=== EXTRAHIERTER TEXT ===

Norm
ABGB §877Kopf
SZ 52/157
Spruch
Lehnt der Leasinggeber beim sogenannten selbständigen Finanzierungsleasing - Direktlieferung des Leasinggegenstandes durch den Hersteller oder Lieferanten an den Leasingnehmer - trotz Unbrauchbarkeit des Leasinggegenstandes sowohl die Aufhebung des Kaufvertrages mit dem Hersteller oder Lieferanten als auch die Abtretung dieses Rechtes an den Leasingnehmer ab, ist dieser nicht gehalten, seinerseits durch Zahlung der Leasingraten zu erfüllen
OGH 6. November 1979, 2 Ob 571/79 (HG Wien 1 R 259/78; BG für Handelssachen Wien 2 C 2194/77)
Text
Der Beklagte schloß mit der Klägerin Anfang November 1976 einen Vertrag, wonach er einen von der Firma M. Handelsgesellschaft m. b. H. anzuschaffenden M-Telefoncomputer 1100 (Wählautomat) für 60 Monate zu bestimmten Bedingungen mietet.
Die Klägerin begehrte 67 505.19 S samt Anhang mit der Begründung, der Beklagte sei mit mehreren Mietzinsraten in Verzug, weshalb sie gemäß Punkt 19 des Mietvertrages berechtigt sei, den Mietzins für die gesamte vorgesehene Vertragsdauer fällig zu stellen. Da der Beklagte die ordnungsgemäße Übergabe bestätigt habe, hafte die Klägerin nach den Bedingungen des Vertrages nicht für allfällige Funktionsstörungen des Gerätes. Den Kaufpreis für das Gerät habe die Klägerin an die Firma M. bezahlt.
Der Beklagte beantragte die Abweisung der Klage und wendete ein, daß der von der klagenden Partei angeschaffte und ihm vermietete Telefoncomputer von Anfang an unbrauchbar gewesen sei. Die Firma M habe das Gerät trotz wiederholter Mahnungen und Nachfristsetzung weder repariert noch ausgetauscht, weshalb der Beklagte gegenüber der Firma M den Rücktritt vom Vertrag erklärt habe und hievon die klagende Partei verständigt habe. Die Klägerin könne daher für das unbrauchbare Gerät keine Miete verlangen. Das Klagebegehren sei auch deshalb unberechtigt, weil die Klägerin zu 14 C 134/77 des Bezirksgerichtes Innsbruck vom Beklagten die Herausgabe des Gerätes begehrt habe. Entgegenstehende Bestimmungen des abgeschlossenen Vertrages seien sittenwidrig.

=== GESAMMELTES MATERIAL ===

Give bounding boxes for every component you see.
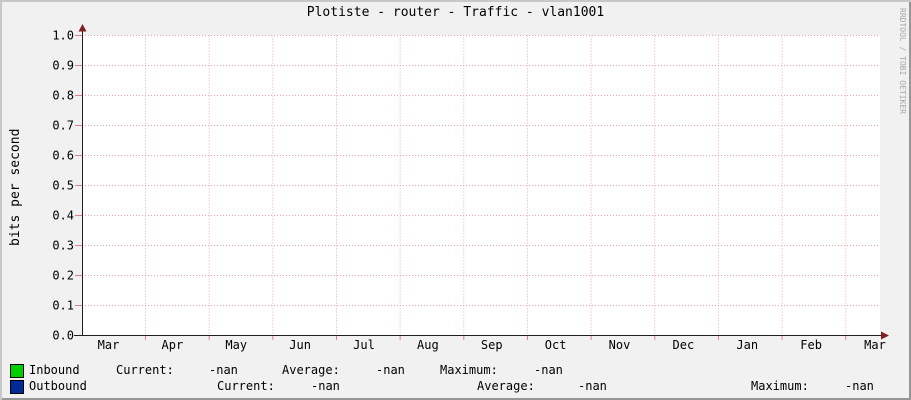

===

_IHRE AUFGABEN_
a - Bearbeiten Sie den Abschnitt der Entscheidung zum Finanzierungsleasing von „Die Klägerin begehrte“ bis einschließlich „Firma M. bezahlt.“, indem Sie „Kaufpreis“ durch „Anschaffungspreis“ ersetzen, und geben Sie den so geänderten Abschnitt vollständig wieder.
b - Beantworten Sie anhand der Entscheidung zum Finanzierungsleasing die folgenden Fragen:
(i) Für wie viele Monate sollte der Beklagte den Telefoncomputer mieten?
(ii) Welchen Betrag begehrte die Klägerin?
(iii) Bei welchem Gericht begehrte die Klägerin vom Beklagten die Herausgabe des Gerätes?
c - Fassen Sie die Entscheidung zum Finanzierungsleasing in drei Sätzen zusammen.

_RICHTIGE ANTWORTEN_
a -
Die Klägerin begehrte 67 505.19 S samt Anhang mit der Begründung, der Beklagte sei mit mehreren Mietzinsraten in Verzug, weshalb sie gemäß Punkt 19 des Mietvertrages berechtigt sei, den Mietzins für die gesamte vorgesehene Vertragsdauer fällig zu stellen. Da der Beklagte die ordnungsgemäße Übergabe bestätigt habe, hafte die Klägerin nach den Bedingungen des Vertrages nicht für allfällige Funktionsstörungen des Gerätes. Den Anschaffungspreis für das Gerät habe die Klägerin an die Firma M. bezahlt.

b -
(i) Für 60 Monate.
(ii) 67 505.19 S samt Anhang.
(iii) Beim Bezirksgericht Innsbruck (zu 14 C 134/77).

c - Lehnt der Leasinggeber beim selbständigen Finanzierungsleasing trotz Unbrauchbarkeit des Leasinggegenstandes sowohl die Aufhebung des Kaufvertrages mit dem Hersteller oder Lieferanten als auch die Abtretung dieses Rechtes an den Leasingnehmer ab, so muss der Leasingnehmer die Leasingraten nicht zahlen. Die Klägerin begehrte 67 505.19 S samt Anhang, da der Beklagte mit mehreren Mietzinsraten für einen Telefoncomputer in Verzug sei und sie deshalb den Mietzins für die gesamte Vertragsdauer fällig stellen dürfe. Der Beklagte wendete ein, das Gerät sei von Anfang an unbrauchbar gewesen und er habe gegenüber der Firma M den Rücktritt vom Vertrag erklärt, sodass die Klägerin keine Miete verlangen könne.